— BEGIN TASK INPUT —
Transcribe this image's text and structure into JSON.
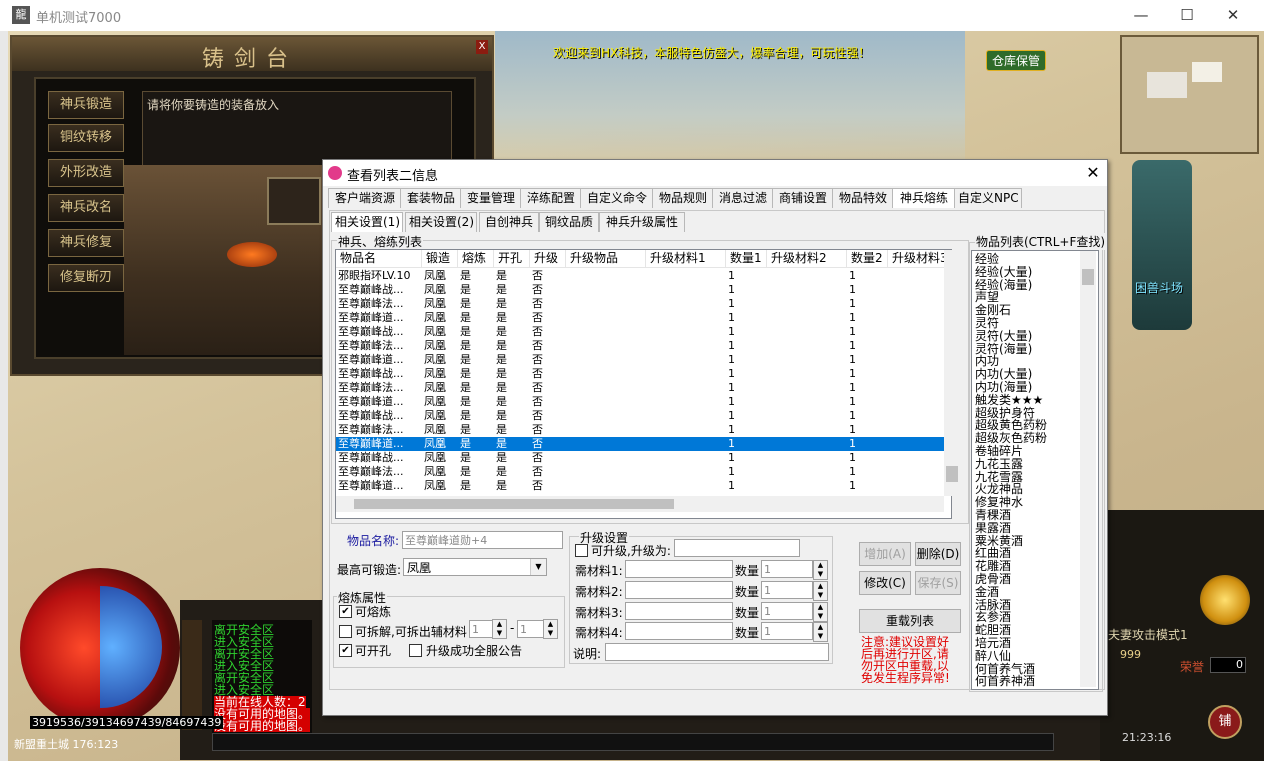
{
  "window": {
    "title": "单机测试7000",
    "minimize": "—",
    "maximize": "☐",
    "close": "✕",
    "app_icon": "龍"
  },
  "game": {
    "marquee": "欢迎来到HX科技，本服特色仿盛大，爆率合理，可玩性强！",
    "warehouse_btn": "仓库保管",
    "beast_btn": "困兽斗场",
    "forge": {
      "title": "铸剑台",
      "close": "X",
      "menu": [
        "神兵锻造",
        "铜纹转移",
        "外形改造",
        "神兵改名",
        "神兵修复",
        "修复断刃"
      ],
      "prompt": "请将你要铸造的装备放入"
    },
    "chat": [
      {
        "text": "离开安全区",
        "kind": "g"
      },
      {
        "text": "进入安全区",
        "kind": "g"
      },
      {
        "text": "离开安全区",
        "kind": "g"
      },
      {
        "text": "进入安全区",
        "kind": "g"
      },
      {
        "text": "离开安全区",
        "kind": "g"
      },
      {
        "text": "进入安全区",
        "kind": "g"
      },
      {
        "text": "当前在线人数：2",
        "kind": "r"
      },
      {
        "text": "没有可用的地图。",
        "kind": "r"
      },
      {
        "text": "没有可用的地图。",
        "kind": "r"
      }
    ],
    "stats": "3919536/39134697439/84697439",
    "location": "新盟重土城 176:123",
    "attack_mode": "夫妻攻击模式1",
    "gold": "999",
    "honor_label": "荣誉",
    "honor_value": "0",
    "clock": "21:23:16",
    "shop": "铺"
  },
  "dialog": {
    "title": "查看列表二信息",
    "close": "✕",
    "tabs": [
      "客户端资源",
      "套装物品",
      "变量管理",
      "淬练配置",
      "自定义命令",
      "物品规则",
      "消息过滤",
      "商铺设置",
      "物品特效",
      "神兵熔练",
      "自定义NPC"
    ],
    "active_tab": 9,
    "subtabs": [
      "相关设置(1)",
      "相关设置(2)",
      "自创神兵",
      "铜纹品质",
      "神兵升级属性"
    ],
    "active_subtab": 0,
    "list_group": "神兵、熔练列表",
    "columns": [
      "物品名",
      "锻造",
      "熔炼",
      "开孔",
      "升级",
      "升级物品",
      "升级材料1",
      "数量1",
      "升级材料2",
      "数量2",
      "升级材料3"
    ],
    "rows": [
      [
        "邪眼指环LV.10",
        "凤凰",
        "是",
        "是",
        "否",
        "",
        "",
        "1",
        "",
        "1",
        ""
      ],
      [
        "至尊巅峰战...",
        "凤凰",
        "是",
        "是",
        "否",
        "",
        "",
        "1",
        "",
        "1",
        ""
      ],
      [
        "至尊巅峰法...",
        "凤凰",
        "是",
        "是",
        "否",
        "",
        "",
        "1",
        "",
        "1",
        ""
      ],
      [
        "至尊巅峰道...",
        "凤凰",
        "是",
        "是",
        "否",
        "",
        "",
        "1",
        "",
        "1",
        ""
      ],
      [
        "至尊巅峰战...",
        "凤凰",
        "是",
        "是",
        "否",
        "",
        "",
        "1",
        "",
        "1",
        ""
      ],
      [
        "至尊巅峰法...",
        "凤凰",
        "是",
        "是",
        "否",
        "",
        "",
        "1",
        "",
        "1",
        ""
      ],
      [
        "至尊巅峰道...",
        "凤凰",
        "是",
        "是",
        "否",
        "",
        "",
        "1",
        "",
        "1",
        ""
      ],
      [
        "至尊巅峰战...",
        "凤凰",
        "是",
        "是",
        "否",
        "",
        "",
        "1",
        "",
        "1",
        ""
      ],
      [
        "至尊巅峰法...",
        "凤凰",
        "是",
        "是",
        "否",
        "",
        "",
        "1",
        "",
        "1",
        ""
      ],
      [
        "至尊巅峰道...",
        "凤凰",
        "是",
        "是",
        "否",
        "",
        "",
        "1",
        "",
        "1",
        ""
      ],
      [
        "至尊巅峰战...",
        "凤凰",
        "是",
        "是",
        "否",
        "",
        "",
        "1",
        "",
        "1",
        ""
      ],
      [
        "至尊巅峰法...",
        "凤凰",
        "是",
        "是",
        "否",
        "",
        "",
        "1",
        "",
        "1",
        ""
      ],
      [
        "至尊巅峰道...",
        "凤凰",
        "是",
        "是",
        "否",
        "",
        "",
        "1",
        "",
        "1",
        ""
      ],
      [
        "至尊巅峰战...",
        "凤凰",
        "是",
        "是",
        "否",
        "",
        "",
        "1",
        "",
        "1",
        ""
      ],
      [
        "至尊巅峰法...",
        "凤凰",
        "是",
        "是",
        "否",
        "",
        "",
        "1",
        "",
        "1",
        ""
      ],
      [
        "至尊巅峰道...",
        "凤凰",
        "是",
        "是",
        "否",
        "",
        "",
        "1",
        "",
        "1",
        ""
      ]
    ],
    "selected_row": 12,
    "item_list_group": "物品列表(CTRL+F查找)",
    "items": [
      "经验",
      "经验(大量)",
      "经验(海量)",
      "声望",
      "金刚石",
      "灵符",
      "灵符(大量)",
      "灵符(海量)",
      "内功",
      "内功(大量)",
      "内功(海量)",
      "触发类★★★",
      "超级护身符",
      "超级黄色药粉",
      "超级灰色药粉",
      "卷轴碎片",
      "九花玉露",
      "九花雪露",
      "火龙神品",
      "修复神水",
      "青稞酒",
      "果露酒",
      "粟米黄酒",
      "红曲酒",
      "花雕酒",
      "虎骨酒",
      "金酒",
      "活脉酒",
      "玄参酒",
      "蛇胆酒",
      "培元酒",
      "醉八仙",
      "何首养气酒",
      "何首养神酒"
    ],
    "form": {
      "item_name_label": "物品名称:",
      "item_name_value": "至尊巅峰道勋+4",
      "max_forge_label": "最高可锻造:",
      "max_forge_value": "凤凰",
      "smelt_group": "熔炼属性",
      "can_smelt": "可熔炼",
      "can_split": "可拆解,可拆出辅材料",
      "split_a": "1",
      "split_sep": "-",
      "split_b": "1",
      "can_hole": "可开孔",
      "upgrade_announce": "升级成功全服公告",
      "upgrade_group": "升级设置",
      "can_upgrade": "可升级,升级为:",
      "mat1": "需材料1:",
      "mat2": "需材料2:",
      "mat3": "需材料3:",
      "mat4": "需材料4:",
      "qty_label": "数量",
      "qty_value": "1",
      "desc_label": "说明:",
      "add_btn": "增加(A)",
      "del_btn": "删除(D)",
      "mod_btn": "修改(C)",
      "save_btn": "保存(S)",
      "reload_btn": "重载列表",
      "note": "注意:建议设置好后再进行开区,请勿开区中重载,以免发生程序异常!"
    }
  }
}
— END TASK INPUT —
Leave out every picture and copy the rest of the records exactly.

Transcribe this image's text and structure into JSON.
{
  "window": {
    "title": "单机测试7000",
    "minimize": "—",
    "maximize": "☐",
    "close": "✕",
    "app_icon": "龍"
  },
  "game": {
    "marquee": "欢迎来到HX科技，本服特色仿盛大，爆率合理，可玩性强！",
    "warehouse_btn": "仓库保管",
    "beast_btn": "困兽斗场",
    "forge": {
      "title": "铸剑台",
      "close": "X",
      "menu": [
        "神兵锻造",
        "铜纹转移",
        "外形改造",
        "神兵改名",
        "神兵修复",
        "修复断刃"
      ],
      "prompt": "请将你要铸造的装备放入"
    },
    "chat": [
      {
        "text": "离开安全区",
        "kind": "g"
      },
      {
        "text": "进入安全区",
        "kind": "g"
      },
      {
        "text": "离开安全区",
        "kind": "g"
      },
      {
        "text": "进入安全区",
        "kind": "g"
      },
      {
        "text": "离开安全区",
        "kind": "g"
      },
      {
        "text": "进入安全区",
        "kind": "g"
      },
      {
        "text": "当前在线人数：2",
        "kind": "r"
      },
      {
        "text": "没有可用的地图。",
        "kind": "r"
      },
      {
        "text": "没有可用的地图。",
        "kind": "r"
      }
    ],
    "stats": "3919536/39134697439/84697439",
    "location": "新盟重土城 176:123",
    "attack_mode": "夫妻攻击模式1",
    "gold": "999",
    "honor_label": "荣誉",
    "honor_value": "0",
    "clock": "21:23:16",
    "shop": "铺"
  },
  "dialog": {
    "title": "查看列表二信息",
    "close": "✕",
    "tabs": [
      "客户端资源",
      "套装物品",
      "变量管理",
      "淬练配置",
      "自定义命令",
      "物品规则",
      "消息过滤",
      "商铺设置",
      "物品特效",
      "神兵熔练",
      "自定义NPC"
    ],
    "active_tab": 9,
    "subtabs": [
      "相关设置(1)",
      "相关设置(2)",
      "自创神兵",
      "铜纹品质",
      "神兵升级属性"
    ],
    "active_subtab": 0,
    "list_group": "神兵、熔练列表",
    "columns": [
      "物品名",
      "锻造",
      "熔炼",
      "开孔",
      "升级",
      "升级物品",
      "升级材料1",
      "数量1",
      "升级材料2",
      "数量2",
      "升级材料3"
    ],
    "rows": [
      [
        "邪眼指环LV.10",
        "凤凰",
        "是",
        "是",
        "否",
        "",
        "",
        "1",
        "",
        "1",
        ""
      ],
      [
        "至尊巅峰战...",
        "凤凰",
        "是",
        "是",
        "否",
        "",
        "",
        "1",
        "",
        "1",
        ""
      ],
      [
        "至尊巅峰法...",
        "凤凰",
        "是",
        "是",
        "否",
        "",
        "",
        "1",
        "",
        "1",
        ""
      ],
      [
        "至尊巅峰道...",
        "凤凰",
        "是",
        "是",
        "否",
        "",
        "",
        "1",
        "",
        "1",
        ""
      ],
      [
        "至尊巅峰战...",
        "凤凰",
        "是",
        "是",
        "否",
        "",
        "",
        "1",
        "",
        "1",
        ""
      ],
      [
        "至尊巅峰法...",
        "凤凰",
        "是",
        "是",
        "否",
        "",
        "",
        "1",
        "",
        "1",
        ""
      ],
      [
        "至尊巅峰道...",
        "凤凰",
        "是",
        "是",
        "否",
        "",
        "",
        "1",
        "",
        "1",
        ""
      ],
      [
        "至尊巅峰战...",
        "凤凰",
        "是",
        "是",
        "否",
        "",
        "",
        "1",
        "",
        "1",
        ""
      ],
      [
        "至尊巅峰法...",
        "凤凰",
        "是",
        "是",
        "否",
        "",
        "",
        "1",
        "",
        "1",
        ""
      ],
      [
        "至尊巅峰道...",
        "凤凰",
        "是",
        "是",
        "否",
        "",
        "",
        "1",
        "",
        "1",
        ""
      ],
      [
        "至尊巅峰战...",
        "凤凰",
        "是",
        "是",
        "否",
        "",
        "",
        "1",
        "",
        "1",
        ""
      ],
      [
        "至尊巅峰法...",
        "凤凰",
        "是",
        "是",
        "否",
        "",
        "",
        "1",
        "",
        "1",
        ""
      ],
      [
        "至尊巅峰道...",
        "凤凰",
        "是",
        "是",
        "否",
        "",
        "",
        "1",
        "",
        "1",
        ""
      ],
      [
        "至尊巅峰战...",
        "凤凰",
        "是",
        "是",
        "否",
        "",
        "",
        "1",
        "",
        "1",
        ""
      ],
      [
        "至尊巅峰法...",
        "凤凰",
        "是",
        "是",
        "否",
        "",
        "",
        "1",
        "",
        "1",
        ""
      ],
      [
        "至尊巅峰道...",
        "凤凰",
        "是",
        "是",
        "否",
        "",
        "",
        "1",
        "",
        "1",
        ""
      ]
    ],
    "selected_row": 12,
    "item_list_group": "物品列表(CTRL+F查找)",
    "items": [
      "经验",
      "经验(大量)",
      "经验(海量)",
      "声望",
      "金刚石",
      "灵符",
      "灵符(大量)",
      "灵符(海量)",
      "内功",
      "内功(大量)",
      "内功(海量)",
      "触发类★★★",
      "超级护身符",
      "超级黄色药粉",
      "超级灰色药粉",
      "卷轴碎片",
      "九花玉露",
      "九花雪露",
      "火龙神品",
      "修复神水",
      "青稞酒",
      "果露酒",
      "粟米黄酒",
      "红曲酒",
      "花雕酒",
      "虎骨酒",
      "金酒",
      "活脉酒",
      "玄参酒",
      "蛇胆酒",
      "培元酒",
      "醉八仙",
      "何首养气酒",
      "何首养神酒"
    ],
    "form": {
      "item_name_label": "物品名称:",
      "item_name_value": "至尊巅峰道勋+4",
      "max_forge_label": "最高可锻造:",
      "max_forge_value": "凤凰",
      "smelt_group": "熔炼属性",
      "can_smelt": "可熔炼",
      "can_split": "可拆解,可拆出辅材料",
      "split_a": "1",
      "split_sep": "-",
      "split_b": "1",
      "can_hole": "可开孔",
      "upgrade_announce": "升级成功全服公告",
      "upgrade_group": "升级设置",
      "can_upgrade": "可升级,升级为:",
      "mat1": "需材料1:",
      "mat2": "需材料2:",
      "mat3": "需材料3:",
      "mat4": "需材料4:",
      "qty_label": "数量",
      "qty_value": "1",
      "desc_label": "说明:",
      "add_btn": "增加(A)",
      "del_btn": "删除(D)",
      "mod_btn": "修改(C)",
      "save_btn": "保存(S)",
      "reload_btn": "重载列表",
      "note": "注意:建议设置好后再进行开区,请勿开区中重载,以免发生程序异常!"
    }
  }
}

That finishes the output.